[Aim]: Write out the listing below exactly, and omit any images you find in it.

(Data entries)
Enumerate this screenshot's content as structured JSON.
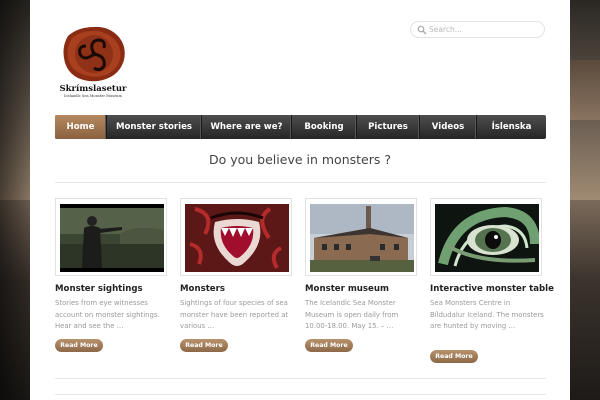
{
  "site": {
    "logo_name": "Skrímslasetur",
    "logo_subtitle": "Icelandic Sea Monster Museum"
  },
  "search": {
    "placeholder": "Search..."
  },
  "nav": {
    "items": [
      {
        "label": "Home",
        "active": true
      },
      {
        "label": "Monster stories"
      },
      {
        "label": "Where are we?"
      },
      {
        "label": "Booking"
      },
      {
        "label": "Pictures"
      },
      {
        "label": "Videos"
      },
      {
        "label": "Íslenska"
      }
    ]
  },
  "tagline": "Do you believe in monsters ?",
  "cards": [
    {
      "title": "Monster sightings",
      "excerpt": "Stories from eye witnesses account on monster sightings. Hear and see the …",
      "button": "Read More",
      "image": "person-on-shore"
    },
    {
      "title": "Monsters",
      "excerpt": "Sightings of four species of sea monster have been reported at various …",
      "button": "Read More",
      "image": "monster-mouth"
    },
    {
      "title": "Monster museum",
      "excerpt": "The Icelandic Sea Monster Museum is open daily from 10.00-18.00. May 15. – …",
      "button": "Read More",
      "image": "museum-building"
    },
    {
      "title": "Interactive monster table",
      "excerpt": "Sea Monsters Centre in Bíldudalur Iceland. The monsters are hunted by moving …",
      "button": "Read More",
      "image": "monster-eye"
    }
  ],
  "colors": {
    "accent": "#a07a55",
    "nav_bg": "#333333",
    "text_muted": "#9a9a9a"
  }
}
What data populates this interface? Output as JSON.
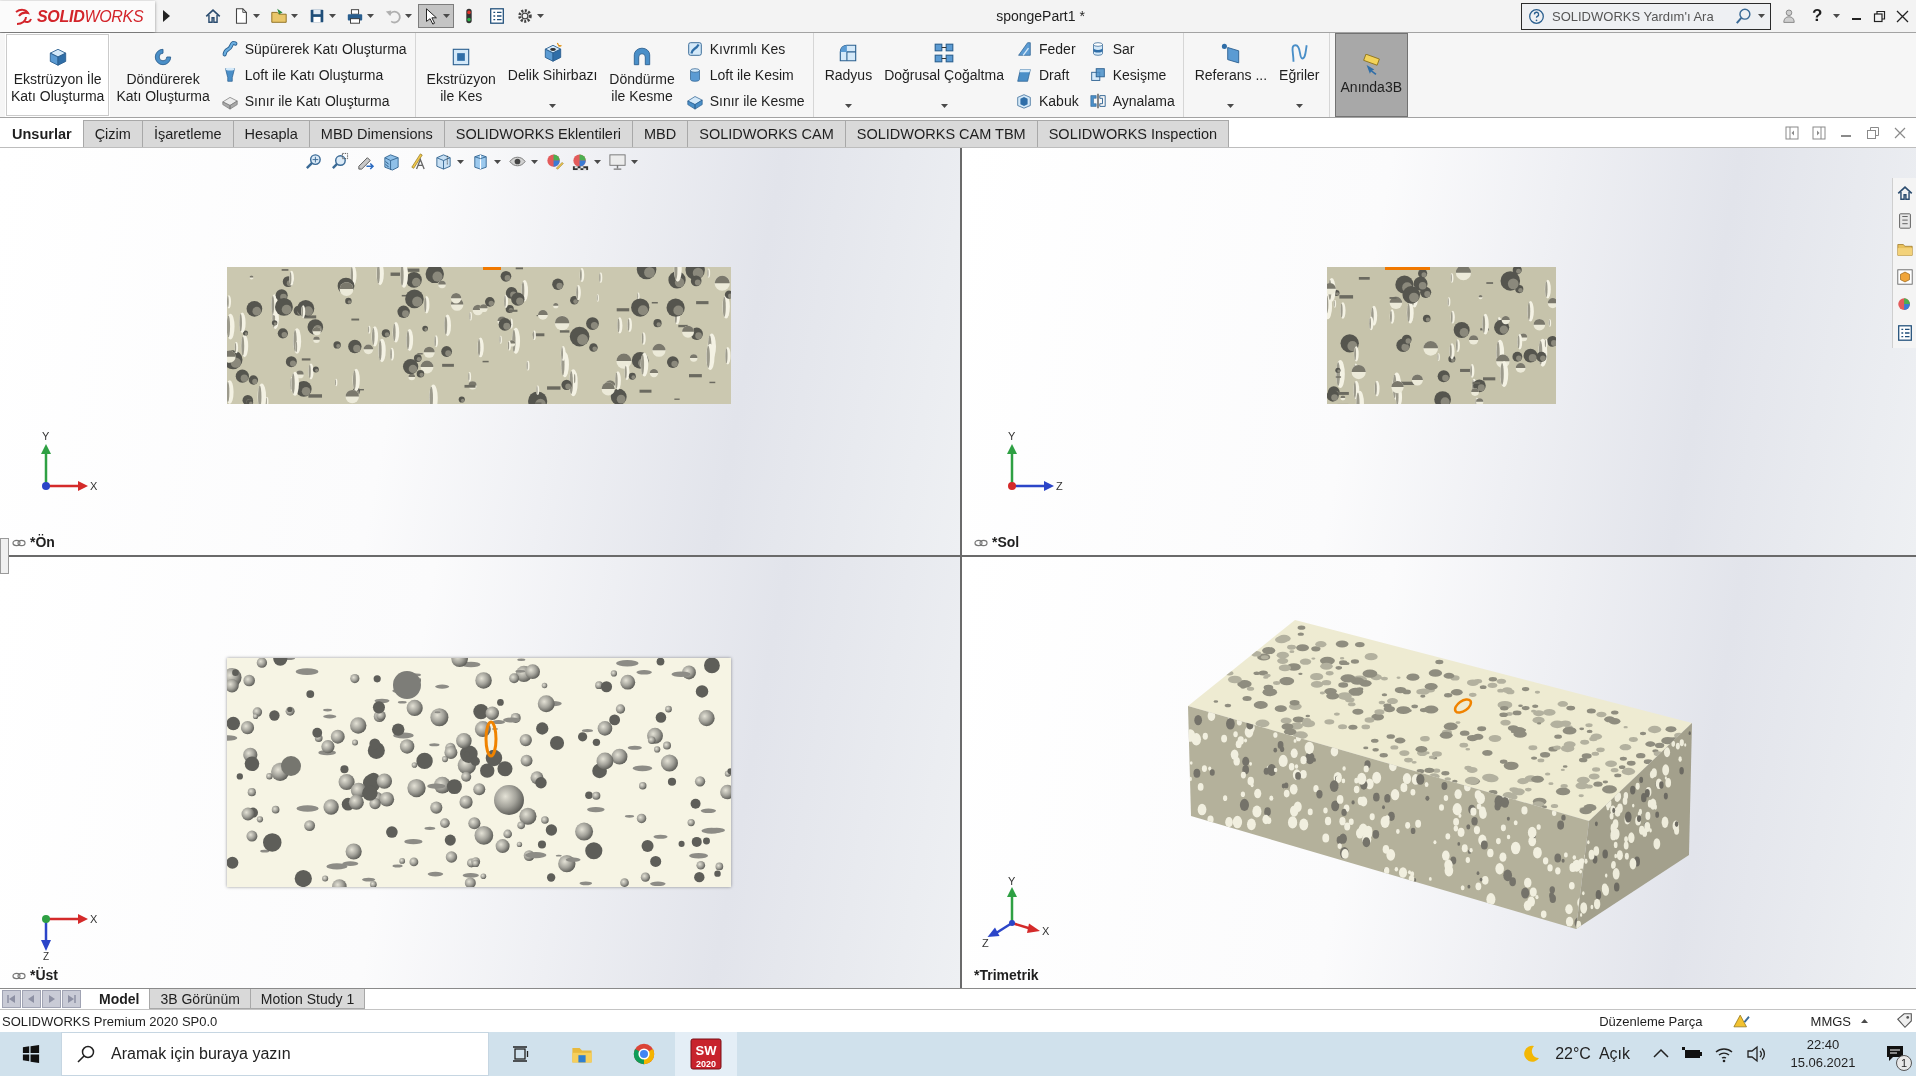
{
  "title_bar": {
    "logo": "**SOLID**WORKS",
    "quick_access": [
      {
        "dropdown": false,
        "disabled": false,
        "selected": false
      },
      {
        "dropdown": true,
        "disabled": false,
        "selected": false
      },
      {
        "dropdown": true,
        "disabled": false,
        "selected": false
      },
      {
        "dropdown": true,
        "disabled": false,
        "selected": false
      },
      {
        "dropdown": true,
        "disabled": false,
        "selected": false
      },
      {
        "dropdown": true,
        "disabled": true,
        "selected": false
      },
      {
        "dropdown": true,
        "disabled": false,
        "selected": true
      },
      {
        "dropdown": false,
        "disabled": false,
        "selected": false
      },
      {
        "dropdown": false,
        "disabled": false,
        "selected": false
      },
      {
        "dropdown": true,
        "disabled": false,
        "selected": false
      }
    ],
    "title": "spongePart1 *",
    "search": {
      "placeholder": "SOLIDWORKS Yardım'ı Ara"
    },
    "help": "?"
  },
  "ribbon": {
    "groups": [
      {
        "items": [
          {
            "kind": "large",
            "label": "Ekstrüzyon İle\nKatı Oluşturma",
            "hovered": true,
            "pressed": false,
            "dropdown": false
          },
          {
            "kind": "large",
            "label": "Döndürerek\nKatı Oluşturma",
            "hovered": false,
            "pressed": false,
            "dropdown": false
          },
          {
            "kind": "stack",
            "buttons": [
              "Süpürerek Katı Oluşturma",
              "Loft ile Katı Oluşturma",
              "Sınır ile Katı Oluşturma"
            ]
          }
        ]
      },
      {
        "items": [
          {
            "kind": "large",
            "label": "Ekstrüzyon\nile Kes",
            "hovered": false,
            "pressed": false,
            "dropdown": false
          },
          {
            "kind": "large",
            "label": "Delik Sihirbazı",
            "hovered": false,
            "pressed": false,
            "dropdown": true
          },
          {
            "kind": "large",
            "label": "Döndürme\nile Kesme",
            "hovered": false,
            "pressed": false,
            "dropdown": false
          },
          {
            "kind": "stack",
            "buttons": [
              "Kıvrımlı Kes",
              "Loft ile Kesim",
              "Sınır ile Kesme"
            ]
          }
        ]
      },
      {
        "items": [
          {
            "kind": "large",
            "label": "Radyus",
            "hovered": false,
            "pressed": false,
            "dropdown": true
          },
          {
            "kind": "large",
            "label": "Doğrusal Çoğaltma",
            "hovered": false,
            "pressed": false,
            "dropdown": true
          },
          {
            "kind": "stack",
            "buttons": [
              "Feder",
              "Draft",
              "Kabuk"
            ]
          },
          {
            "kind": "stack",
            "buttons": [
              "Sar",
              "Kesişme",
              "Aynalama"
            ]
          }
        ]
      },
      {
        "items": [
          {
            "kind": "large",
            "label": "Referans ...",
            "hovered": false,
            "pressed": false,
            "dropdown": true
          },
          {
            "kind": "large",
            "label": "Eğriler",
            "hovered": false,
            "pressed": false,
            "dropdown": true
          }
        ]
      },
      {
        "items": [
          {
            "kind": "large",
            "label": "Anında3B",
            "hovered": false,
            "pressed": true,
            "dropdown": false
          }
        ]
      }
    ]
  },
  "tabs": [
    {
      "label": "Unsurlar",
      "selected": true
    },
    {
      "label": "Çizim",
      "selected": false
    },
    {
      "label": "İşaretleme",
      "selected": false
    },
    {
      "label": "Hesapla",
      "selected": false
    },
    {
      "label": "MBD Dimensions",
      "selected": false
    },
    {
      "label": "SOLIDWORKS Eklentileri",
      "selected": false
    },
    {
      "label": "MBD",
      "selected": false
    },
    {
      "label": "SOLIDWORKS CAM",
      "selected": false
    },
    {
      "label": "SOLIDWORKS CAM TBM",
      "selected": false
    },
    {
      "label": "SOLIDWORKS Inspection",
      "selected": false
    }
  ],
  "view_toolbar": [
    {
      "dropdown": false
    },
    {
      "dropdown": false
    },
    {
      "dropdown": false
    },
    {
      "dropdown": false
    },
    {
      "dropdown": false
    },
    {
      "dropdown": true
    },
    {
      "dropdown": true
    },
    {
      "dropdown": true
    },
    {
      "dropdown": false
    },
    {
      "dropdown": true
    },
    {
      "dropdown": true
    }
  ],
  "viewports": [
    {
      "kind": "front",
      "label": "*Ön",
      "linked": true,
      "axes": [
        "Y",
        "X"
      ]
    },
    {
      "kind": "left",
      "label": "*Sol",
      "linked": true,
      "axes": [
        "Y",
        "Z"
      ]
    },
    {
      "kind": "top",
      "label": "*Üst",
      "linked": true,
      "axes": [
        "X",
        "Z"
      ]
    },
    {
      "kind": "trimetric",
      "label": "*Trimetrik",
      "linked": false,
      "axes": [
        "Y",
        "X",
        "Z"
      ]
    }
  ],
  "bottom_tabs": [
    {
      "label": "Model",
      "selected": true
    },
    {
      "label": "3B Görünüm",
      "selected": false
    },
    {
      "label": "Motion Study 1",
      "selected": false
    }
  ],
  "status_bar": {
    "version": "SOLIDWORKS Premium 2020 SP0.0",
    "mode": "Düzenleme Parça",
    "units": "MMGS"
  },
  "taskbar": {
    "search": {
      "placeholder": "Aramak için buraya yazın"
    },
    "apps": [
      {
        "active": false
      },
      {
        "active": false
      },
      {
        "active": false
      },
      {
        "active": true,
        "icon_text": "SW",
        "icon_subtext": "2020"
      }
    ],
    "weather": {
      "temperature": "22°C",
      "condition": "Açık"
    },
    "time": "22:40",
    "date": "15.06.2021",
    "notifications": "1"
  }
}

[Final result]:
Enumerate this screenshot's content as structured JSON.
{
  "site": {
    "logo_name": "Skrímslasetur",
    "logo_subtitle": "Icelandic Sea Monster Museum"
  },
  "search": {
    "placeholder": "Search..."
  },
  "nav": {
    "items": [
      {
        "label": "Home",
        "active": true
      },
      {
        "label": "Monster stories"
      },
      {
        "label": "Where are we?"
      },
      {
        "label": "Booking"
      },
      {
        "label": "Pictures"
      },
      {
        "label": "Videos"
      },
      {
        "label": "Íslenska"
      }
    ]
  },
  "tagline": "Do you believe in monsters ?",
  "cards": [
    {
      "title": "Monster sightings",
      "excerpt": "Stories from eye witnesses account on monster sightings. Hear and see the …",
      "button": "Read More",
      "image": "person-on-shore"
    },
    {
      "title": "Monsters",
      "excerpt": "Sightings of four species of sea monster have been reported at various …",
      "button": "Read More",
      "image": "monster-mouth"
    },
    {
      "title": "Monster museum",
      "excerpt": "The Icelandic Sea Monster Museum is open daily from 10.00-18.00. May 15. – …",
      "button": "Read More",
      "image": "museum-building"
    },
    {
      "title": "Interactive monster table",
      "excerpt": "Sea Monsters Centre in Bíldudalur Iceland. The monsters are hunted by moving …",
      "button": "Read More",
      "image": "monster-eye"
    }
  ],
  "colors": {
    "accent": "#a07a55",
    "nav_bg": "#333333",
    "text_muted": "#9a9a9a"
  }
}
What data populates this interface? Output as JSON.
{
  "title_bar": {
    "logo": "**SOLID**WORKS",
    "quick_access": [
      {
        "dropdown": false,
        "disabled": false,
        "selected": false
      },
      {
        "dropdown": true,
        "disabled": false,
        "selected": false
      },
      {
        "dropdown": true,
        "disabled": false,
        "selected": false
      },
      {
        "dropdown": true,
        "disabled": false,
        "selected": false
      },
      {
        "dropdown": true,
        "disabled": false,
        "selected": false
      },
      {
        "dropdown": true,
        "disabled": true,
        "selected": false
      },
      {
        "dropdown": true,
        "disabled": false,
        "selected": true
      },
      {
        "dropdown": false,
        "disabled": false,
        "selected": false
      },
      {
        "dropdown": false,
        "disabled": false,
        "selected": false
      },
      {
        "dropdown": true,
        "disabled": false,
        "selected": false
      }
    ],
    "title": "spongePart1 *",
    "search": {
      "placeholder": "SOLIDWORKS Yardım'ı Ara"
    },
    "help": "?"
  },
  "ribbon": {
    "groups": [
      {
        "items": [
          {
            "kind": "large",
            "label": "Ekstrüzyon İle\nKatı Oluşturma",
            "hovered": true,
            "pressed": false,
            "dropdown": false
          },
          {
            "kind": "large",
            "label": "Döndürerek\nKatı Oluşturma",
            "hovered": false,
            "pressed": false,
            "dropdown": false
          },
          {
            "kind": "stack",
            "buttons": [
              "Süpürerek Katı Oluşturma",
              "Loft ile Katı Oluşturma",
              "Sınır ile Katı Oluşturma"
            ]
          }
        ]
      },
      {
        "items": [
          {
            "kind": "large",
            "label": "Ekstrüzyon\nile Kes",
            "hovered": false,
            "pressed": false,
            "dropdown": false
          },
          {
            "kind": "large",
            "label": "Delik Sihirbazı",
            "hovered": false,
            "pressed": false,
            "dropdown": true
          },
          {
            "kind": "large",
            "label": "Döndürme\nile Kesme",
            "hovered": false,
            "pressed": false,
            "dropdown": false
          },
          {
            "kind": "stack",
            "buttons": [
              "Kıvrımlı Kes",
              "Loft ile Kesim",
              "Sınır ile Kesme"
            ]
          }
        ]
      },
      {
        "items": [
          {
            "kind": "large",
            "label": "Radyus",
            "hovered": false,
            "pressed": false,
            "dropdown": true
          },
          {
            "kind": "large",
            "label": "Doğrusal Çoğaltma",
            "hovered": false,
            "pressed": false,
            "dropdown": true
          },
          {
            "kind": "stack",
            "buttons": [
              "Feder",
              "Draft",
              "Kabuk"
            ]
          },
          {
            "kind": "stack",
            "buttons": [
              "Sar",
              "Kesişme",
              "Aynalama"
            ]
          }
        ]
      },
      {
        "items": [
          {
            "kind": "large",
            "label": "Referans ...",
            "hovered": false,
            "pressed": false,
            "dropdown": true
          },
          {
            "kind": "large",
            "label": "Eğriler",
            "hovered": false,
            "pressed": false,
            "dropdown": true
          }
        ]
      },
      {
        "items": [
          {
            "kind": "large",
            "label": "Anında3B",
            "hovered": false,
            "pressed": true,
            "dropdown": false
          }
        ]
      }
    ]
  },
  "tabs": [
    {
      "label": "Unsurlar",
      "selected": true
    },
    {
      "label": "Çizim",
      "selected": false
    },
    {
      "label": "İşaretleme",
      "selected": false
    },
    {
      "label": "Hesapla",
      "selected": false
    },
    {
      "label": "MBD Dimensions",
      "selected": false
    },
    {
      "label": "SOLIDWORKS Eklentileri",
      "selected": false
    },
    {
      "label": "MBD",
      "selected": false
    },
    {
      "label": "SOLIDWORKS CAM",
      "selected": false
    },
    {
      "label": "SOLIDWORKS CAM TBM",
      "selected": false
    },
    {
      "label": "SOLIDWORKS Inspection",
      "selected": false
    }
  ],
  "view_toolbar": [
    {
      "dropdown": false
    },
    {
      "dropdown": false
    },
    {
      "dropdown": false
    },
    {
      "dropdown": false
    },
    {
      "dropdown": false
    },
    {
      "dropdown": true
    },
    {
      "dropdown": true
    },
    {
      "dropdown": true
    },
    {
      "dropdown": false
    },
    {
      "dropdown": true
    },
    {
      "dropdown": true
    }
  ],
  "viewports": [
    {
      "kind": "front",
      "label": "*Ön",
      "linked": true,
      "axes": [
        "Y",
        "X"
      ]
    },
    {
      "kind": "left",
      "label": "*Sol",
      "linked": true,
      "axes": [
        "Y",
        "Z"
      ]
    },
    {
      "kind": "top",
      "label": "*Üst",
      "linked": true,
      "axes": [
        "X",
        "Z"
      ]
    },
    {
      "kind": "trimetric",
      "label": "*Trimetrik",
      "linked": false,
      "axes": [
        "Y",
        "X",
        "Z"
      ]
    }
  ],
  "bottom_tabs": [
    {
      "label": "Model",
      "selected": true
    },
    {
      "label": "3B Görünüm",
      "selected": false
    },
    {
      "label": "Motion Study 1",
      "selected": false
    }
  ],
  "status_bar": {
    "version": "SOLIDWORKS Premium 2020 SP0.0",
    "mode": "Düzenleme Parça",
    "units": "MMGS"
  },
  "taskbar": {
    "search": {
      "placeholder": "Aramak için buraya yazın"
    },
    "apps": [
      {
        "active": false
      },
      {
        "active": false
      },
      {
        "active": false
      },
      {
        "active": true,
        "icon_text": "SW",
        "icon_subtext": "2020"
      }
    ],
    "weather": {
      "temperature": "22°C",
      "condition": "Açık"
    },
    "time": "22:40",
    "date": "15.06.2021",
    "notifications": "1"
  }
}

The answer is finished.